:: Given task ::
Please copy every line of the records below that holds the word "type".

:: Input material ::
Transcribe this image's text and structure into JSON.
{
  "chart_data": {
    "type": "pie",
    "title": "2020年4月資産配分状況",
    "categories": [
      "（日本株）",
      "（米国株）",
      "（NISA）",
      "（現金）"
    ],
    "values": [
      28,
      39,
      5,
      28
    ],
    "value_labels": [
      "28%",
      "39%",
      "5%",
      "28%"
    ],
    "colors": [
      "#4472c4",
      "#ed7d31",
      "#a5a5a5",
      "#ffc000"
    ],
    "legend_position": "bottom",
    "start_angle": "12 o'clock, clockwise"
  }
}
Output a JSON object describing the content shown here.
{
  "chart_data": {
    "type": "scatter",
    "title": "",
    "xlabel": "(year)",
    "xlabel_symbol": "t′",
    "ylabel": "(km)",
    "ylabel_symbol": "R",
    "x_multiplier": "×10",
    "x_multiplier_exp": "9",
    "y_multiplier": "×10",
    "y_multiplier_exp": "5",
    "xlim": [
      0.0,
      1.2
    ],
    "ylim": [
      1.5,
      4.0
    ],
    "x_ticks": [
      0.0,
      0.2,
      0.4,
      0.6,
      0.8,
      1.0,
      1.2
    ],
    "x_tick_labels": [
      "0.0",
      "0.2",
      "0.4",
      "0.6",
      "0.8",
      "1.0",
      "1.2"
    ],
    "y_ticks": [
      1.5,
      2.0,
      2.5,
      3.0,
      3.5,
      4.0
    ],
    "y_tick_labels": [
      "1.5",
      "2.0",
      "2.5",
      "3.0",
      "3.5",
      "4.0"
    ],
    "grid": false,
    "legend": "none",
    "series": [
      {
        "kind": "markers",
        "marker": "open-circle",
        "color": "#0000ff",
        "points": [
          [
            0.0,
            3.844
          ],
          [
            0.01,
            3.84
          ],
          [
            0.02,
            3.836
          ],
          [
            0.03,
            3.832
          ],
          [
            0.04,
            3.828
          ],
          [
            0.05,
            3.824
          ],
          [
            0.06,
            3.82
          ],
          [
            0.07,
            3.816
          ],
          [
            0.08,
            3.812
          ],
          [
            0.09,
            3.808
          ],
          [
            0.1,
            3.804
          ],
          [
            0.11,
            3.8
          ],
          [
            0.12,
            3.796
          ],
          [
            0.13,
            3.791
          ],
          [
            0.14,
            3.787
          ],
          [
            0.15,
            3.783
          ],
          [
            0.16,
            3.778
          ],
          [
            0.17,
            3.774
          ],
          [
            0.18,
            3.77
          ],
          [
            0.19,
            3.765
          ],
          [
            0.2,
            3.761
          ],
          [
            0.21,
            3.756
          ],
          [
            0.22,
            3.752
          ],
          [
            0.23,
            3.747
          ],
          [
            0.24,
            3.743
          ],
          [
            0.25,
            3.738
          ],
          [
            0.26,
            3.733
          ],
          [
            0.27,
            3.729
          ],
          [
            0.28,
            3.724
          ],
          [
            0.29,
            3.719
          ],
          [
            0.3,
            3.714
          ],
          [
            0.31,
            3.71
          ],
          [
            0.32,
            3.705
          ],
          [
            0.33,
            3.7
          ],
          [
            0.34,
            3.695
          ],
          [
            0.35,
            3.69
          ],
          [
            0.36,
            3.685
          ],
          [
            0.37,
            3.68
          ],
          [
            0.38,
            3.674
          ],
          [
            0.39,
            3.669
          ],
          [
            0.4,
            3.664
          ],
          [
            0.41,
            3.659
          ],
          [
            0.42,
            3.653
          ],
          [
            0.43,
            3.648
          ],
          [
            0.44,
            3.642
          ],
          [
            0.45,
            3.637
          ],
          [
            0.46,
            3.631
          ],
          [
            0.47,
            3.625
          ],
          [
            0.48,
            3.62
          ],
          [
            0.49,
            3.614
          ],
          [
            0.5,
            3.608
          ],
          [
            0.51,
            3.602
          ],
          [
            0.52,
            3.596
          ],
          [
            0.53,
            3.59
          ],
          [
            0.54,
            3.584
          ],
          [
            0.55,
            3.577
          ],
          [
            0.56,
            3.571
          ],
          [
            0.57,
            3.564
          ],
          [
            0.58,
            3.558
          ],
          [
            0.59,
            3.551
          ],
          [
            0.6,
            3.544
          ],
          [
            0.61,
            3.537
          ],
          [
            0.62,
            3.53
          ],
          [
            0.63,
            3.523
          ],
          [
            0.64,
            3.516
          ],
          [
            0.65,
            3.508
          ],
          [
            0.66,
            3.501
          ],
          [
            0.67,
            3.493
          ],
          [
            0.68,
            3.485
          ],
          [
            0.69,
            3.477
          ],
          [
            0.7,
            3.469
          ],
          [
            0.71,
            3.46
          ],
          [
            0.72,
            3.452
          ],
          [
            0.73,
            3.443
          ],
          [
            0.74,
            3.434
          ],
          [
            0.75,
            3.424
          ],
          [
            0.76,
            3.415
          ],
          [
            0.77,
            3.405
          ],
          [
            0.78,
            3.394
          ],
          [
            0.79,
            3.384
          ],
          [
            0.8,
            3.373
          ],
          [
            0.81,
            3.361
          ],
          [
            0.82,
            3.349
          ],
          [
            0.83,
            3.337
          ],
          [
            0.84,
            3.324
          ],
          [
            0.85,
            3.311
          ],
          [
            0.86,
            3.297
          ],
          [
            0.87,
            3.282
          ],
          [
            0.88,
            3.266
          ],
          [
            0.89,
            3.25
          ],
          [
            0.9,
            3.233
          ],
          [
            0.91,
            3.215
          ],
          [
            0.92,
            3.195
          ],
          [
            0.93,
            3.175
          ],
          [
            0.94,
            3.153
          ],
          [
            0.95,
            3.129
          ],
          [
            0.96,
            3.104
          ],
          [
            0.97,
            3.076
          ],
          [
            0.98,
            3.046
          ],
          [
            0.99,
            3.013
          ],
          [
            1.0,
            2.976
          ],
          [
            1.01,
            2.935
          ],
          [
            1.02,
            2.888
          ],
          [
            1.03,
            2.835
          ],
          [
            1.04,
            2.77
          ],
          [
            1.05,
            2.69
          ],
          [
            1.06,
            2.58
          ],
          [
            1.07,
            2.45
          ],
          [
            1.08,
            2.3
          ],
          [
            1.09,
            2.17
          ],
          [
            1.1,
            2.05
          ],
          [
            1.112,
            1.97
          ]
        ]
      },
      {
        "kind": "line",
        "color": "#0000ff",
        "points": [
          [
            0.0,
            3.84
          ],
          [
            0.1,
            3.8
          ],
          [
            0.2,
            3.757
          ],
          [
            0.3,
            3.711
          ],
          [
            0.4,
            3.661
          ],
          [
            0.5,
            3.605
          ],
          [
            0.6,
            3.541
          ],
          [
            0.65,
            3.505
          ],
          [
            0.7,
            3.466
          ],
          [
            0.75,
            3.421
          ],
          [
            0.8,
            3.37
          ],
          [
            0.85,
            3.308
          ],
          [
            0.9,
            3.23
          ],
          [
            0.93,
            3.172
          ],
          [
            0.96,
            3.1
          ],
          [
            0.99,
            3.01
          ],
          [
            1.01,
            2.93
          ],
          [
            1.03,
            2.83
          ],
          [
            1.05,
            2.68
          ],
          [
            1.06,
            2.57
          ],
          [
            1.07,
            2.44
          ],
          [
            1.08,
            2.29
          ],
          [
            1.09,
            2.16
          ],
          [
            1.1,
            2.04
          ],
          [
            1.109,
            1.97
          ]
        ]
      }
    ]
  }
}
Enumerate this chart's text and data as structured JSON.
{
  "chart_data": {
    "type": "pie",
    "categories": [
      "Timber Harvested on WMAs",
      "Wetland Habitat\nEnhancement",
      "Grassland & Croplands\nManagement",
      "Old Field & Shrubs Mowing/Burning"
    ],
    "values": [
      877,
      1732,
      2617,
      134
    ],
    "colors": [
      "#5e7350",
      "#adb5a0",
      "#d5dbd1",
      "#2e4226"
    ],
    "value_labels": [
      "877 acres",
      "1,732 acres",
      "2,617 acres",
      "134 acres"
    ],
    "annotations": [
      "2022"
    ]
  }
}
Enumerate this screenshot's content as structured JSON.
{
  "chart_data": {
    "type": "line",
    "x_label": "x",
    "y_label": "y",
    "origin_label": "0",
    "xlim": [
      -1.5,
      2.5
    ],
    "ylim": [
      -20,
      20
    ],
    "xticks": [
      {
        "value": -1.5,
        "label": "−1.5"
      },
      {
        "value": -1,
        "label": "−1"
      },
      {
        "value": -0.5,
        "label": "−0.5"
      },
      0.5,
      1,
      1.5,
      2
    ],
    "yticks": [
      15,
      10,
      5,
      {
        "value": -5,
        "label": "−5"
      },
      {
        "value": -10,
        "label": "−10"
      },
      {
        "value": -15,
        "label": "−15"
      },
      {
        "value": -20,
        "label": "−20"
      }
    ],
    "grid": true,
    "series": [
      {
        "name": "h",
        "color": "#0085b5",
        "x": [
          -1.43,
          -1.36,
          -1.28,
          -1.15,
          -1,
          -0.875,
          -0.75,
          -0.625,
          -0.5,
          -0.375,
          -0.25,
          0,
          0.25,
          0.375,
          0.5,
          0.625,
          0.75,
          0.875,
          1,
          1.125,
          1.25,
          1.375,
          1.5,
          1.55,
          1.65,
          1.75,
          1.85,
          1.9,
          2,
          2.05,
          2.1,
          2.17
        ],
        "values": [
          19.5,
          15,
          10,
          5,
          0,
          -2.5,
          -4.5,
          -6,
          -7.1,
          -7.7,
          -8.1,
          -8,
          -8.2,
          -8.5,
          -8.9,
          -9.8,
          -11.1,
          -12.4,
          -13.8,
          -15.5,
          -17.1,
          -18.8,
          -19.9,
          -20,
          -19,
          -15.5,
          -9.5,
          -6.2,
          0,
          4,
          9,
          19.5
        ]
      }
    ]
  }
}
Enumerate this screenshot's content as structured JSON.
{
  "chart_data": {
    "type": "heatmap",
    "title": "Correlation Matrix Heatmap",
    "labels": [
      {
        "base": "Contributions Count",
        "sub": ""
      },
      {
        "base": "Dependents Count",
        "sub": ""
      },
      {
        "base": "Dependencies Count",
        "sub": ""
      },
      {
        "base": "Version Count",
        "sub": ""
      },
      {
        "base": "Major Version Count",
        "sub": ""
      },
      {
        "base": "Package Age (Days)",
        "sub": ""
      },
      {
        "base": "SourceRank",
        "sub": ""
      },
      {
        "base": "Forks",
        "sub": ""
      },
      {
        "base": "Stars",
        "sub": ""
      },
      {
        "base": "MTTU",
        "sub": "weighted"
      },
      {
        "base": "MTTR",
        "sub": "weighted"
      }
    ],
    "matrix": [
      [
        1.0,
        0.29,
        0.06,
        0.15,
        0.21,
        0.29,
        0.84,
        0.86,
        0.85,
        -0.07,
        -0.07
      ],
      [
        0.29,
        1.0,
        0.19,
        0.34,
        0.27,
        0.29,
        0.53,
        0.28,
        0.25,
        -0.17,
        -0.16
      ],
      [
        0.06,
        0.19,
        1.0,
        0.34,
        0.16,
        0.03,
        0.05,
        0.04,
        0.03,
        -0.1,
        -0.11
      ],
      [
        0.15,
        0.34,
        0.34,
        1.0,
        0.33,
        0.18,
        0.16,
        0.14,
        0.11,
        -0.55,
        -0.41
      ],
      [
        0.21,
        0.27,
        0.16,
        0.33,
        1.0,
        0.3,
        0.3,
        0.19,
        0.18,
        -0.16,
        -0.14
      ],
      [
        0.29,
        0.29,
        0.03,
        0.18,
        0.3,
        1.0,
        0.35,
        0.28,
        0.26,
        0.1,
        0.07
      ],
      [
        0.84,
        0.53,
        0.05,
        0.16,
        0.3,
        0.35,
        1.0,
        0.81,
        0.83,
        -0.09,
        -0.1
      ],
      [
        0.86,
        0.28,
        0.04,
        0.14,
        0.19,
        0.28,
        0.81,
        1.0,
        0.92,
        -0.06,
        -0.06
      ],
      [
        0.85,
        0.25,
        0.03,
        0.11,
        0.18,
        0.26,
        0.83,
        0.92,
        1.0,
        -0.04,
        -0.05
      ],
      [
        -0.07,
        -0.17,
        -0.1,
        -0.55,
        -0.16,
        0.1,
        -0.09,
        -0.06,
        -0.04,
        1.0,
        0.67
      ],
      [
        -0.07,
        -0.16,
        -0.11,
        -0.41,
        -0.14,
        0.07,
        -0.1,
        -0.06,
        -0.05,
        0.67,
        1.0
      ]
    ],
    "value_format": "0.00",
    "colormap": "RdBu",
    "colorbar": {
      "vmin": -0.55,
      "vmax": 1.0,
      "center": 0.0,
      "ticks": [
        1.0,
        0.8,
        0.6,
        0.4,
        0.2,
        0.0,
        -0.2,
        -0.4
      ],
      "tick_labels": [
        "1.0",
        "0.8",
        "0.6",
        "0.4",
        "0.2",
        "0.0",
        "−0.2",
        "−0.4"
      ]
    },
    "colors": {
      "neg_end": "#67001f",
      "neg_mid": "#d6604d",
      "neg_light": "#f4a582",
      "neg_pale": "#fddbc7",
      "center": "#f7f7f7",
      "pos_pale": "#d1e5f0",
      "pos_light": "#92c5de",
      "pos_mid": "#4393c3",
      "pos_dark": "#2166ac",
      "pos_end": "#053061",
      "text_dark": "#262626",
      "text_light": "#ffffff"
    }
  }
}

:: Exercise output ::
    "type": "pie",
    "type": "scatter",
    "type": "pie",
    "type": "line",
    "type": "heatmap",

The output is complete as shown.